(Data items)
□ □ □ □

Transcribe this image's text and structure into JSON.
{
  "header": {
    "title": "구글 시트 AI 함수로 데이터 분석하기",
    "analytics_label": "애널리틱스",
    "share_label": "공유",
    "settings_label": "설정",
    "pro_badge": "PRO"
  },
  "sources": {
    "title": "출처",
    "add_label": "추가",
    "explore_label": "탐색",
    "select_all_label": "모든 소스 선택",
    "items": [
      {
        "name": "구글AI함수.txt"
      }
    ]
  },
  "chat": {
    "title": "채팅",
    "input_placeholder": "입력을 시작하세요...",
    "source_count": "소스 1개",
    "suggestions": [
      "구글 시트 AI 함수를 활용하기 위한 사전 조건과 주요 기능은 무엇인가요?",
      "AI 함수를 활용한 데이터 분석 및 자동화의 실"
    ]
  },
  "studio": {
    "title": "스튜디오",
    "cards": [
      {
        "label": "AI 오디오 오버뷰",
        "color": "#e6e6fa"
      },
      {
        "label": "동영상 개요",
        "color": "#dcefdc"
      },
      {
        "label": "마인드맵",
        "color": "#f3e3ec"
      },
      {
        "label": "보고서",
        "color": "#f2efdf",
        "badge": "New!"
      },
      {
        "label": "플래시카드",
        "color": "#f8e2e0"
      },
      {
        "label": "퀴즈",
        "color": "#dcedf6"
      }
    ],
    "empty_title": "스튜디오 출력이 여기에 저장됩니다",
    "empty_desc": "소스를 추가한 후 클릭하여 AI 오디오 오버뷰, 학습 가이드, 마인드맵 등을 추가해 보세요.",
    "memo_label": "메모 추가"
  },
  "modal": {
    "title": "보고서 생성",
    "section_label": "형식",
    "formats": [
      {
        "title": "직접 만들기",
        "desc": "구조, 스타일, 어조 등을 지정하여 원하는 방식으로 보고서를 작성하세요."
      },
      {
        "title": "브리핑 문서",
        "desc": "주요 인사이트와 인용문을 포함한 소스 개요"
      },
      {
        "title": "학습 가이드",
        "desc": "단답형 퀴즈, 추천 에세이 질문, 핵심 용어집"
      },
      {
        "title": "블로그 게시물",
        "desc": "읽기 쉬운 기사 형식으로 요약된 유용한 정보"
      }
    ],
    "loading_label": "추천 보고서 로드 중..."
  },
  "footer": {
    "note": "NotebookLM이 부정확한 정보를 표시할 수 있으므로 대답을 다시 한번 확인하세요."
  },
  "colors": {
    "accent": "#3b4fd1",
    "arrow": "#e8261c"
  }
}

□ □ □ □

▸ **EXERCISE DIRECTIONS**:
Print all of the entries again, exactly as written.

▸ **REPLY TO THE EXERCISE**:
Transcribe this image's text and structure into JSON.
{
  "header": {
    "title": "구글 시트 AI 함수로 데이터 분석하기",
    "analytics_label": "애널리틱스",
    "share_label": "공유",
    "settings_label": "설정",
    "pro_badge": "PRO"
  },
  "sources": {
    "title": "출처",
    "add_label": "추가",
    "explore_label": "탐색",
    "select_all_label": "모든 소스 선택",
    "items": [
      {
        "name": "구글AI함수.txt"
      }
    ]
  },
  "chat": {
    "title": "채팅",
    "input_placeholder": "입력을 시작하세요...",
    "source_count": "소스 1개",
    "suggestions": [
      "구글 시트 AI 함수를 활용하기 위한 사전 조건과 주요 기능은 무엇인가요?",
      "AI 함수를 활용한 데이터 분석 및 자동화의 실"
    ]
  },
  "studio": {
    "title": "스튜디오",
    "cards": [
      {
        "label": "AI 오디오 오버뷰",
        "color": "#e6e6fa"
      },
      {
        "label": "동영상 개요",
        "color": "#dcefdc"
      },
      {
        "label": "마인드맵",
        "color": "#f3e3ec"
      },
      {
        "label": "보고서",
        "color": "#f2efdf",
        "badge": "New!"
      },
      {
        "label": "플래시카드",
        "color": "#f8e2e0"
      },
      {
        "label": "퀴즈",
        "color": "#dcedf6"
      }
    ],
    "empty_title": "스튜디오 출력이 여기에 저장됩니다",
    "empty_desc": "소스를 추가한 후 클릭하여 AI 오디오 오버뷰, 학습 가이드, 마인드맵 등을 추가해 보세요.",
    "memo_label": "메모 추가"
  },
  "modal": {
    "title": "보고서 생성",
    "section_label": "형식",
    "formats": [
      {
        "title": "직접 만들기",
        "desc": "구조, 스타일, 어조 등을 지정하여 원하는 방식으로 보고서를 작성하세요."
      },
      {
        "title": "브리핑 문서",
        "desc": "주요 인사이트와 인용문을 포함한 소스 개요"
      },
      {
        "title": "학습 가이드",
        "desc": "단답형 퀴즈, 추천 에세이 질문, 핵심 용어집"
      },
      {
        "title": "블로그 게시물",
        "desc": "읽기 쉬운 기사 형식으로 요약된 유용한 정보"
      }
    ],
    "loading_label": "추천 보고서 로드 중..."
  },
  "footer": {
    "note": "NotebookLM이 부정확한 정보를 표시할 수 있으므로 대답을 다시 한번 확인하세요."
  },
  "colors": {
    "accent": "#3b4fd1",
    "arrow": "#e8261c"
  }
}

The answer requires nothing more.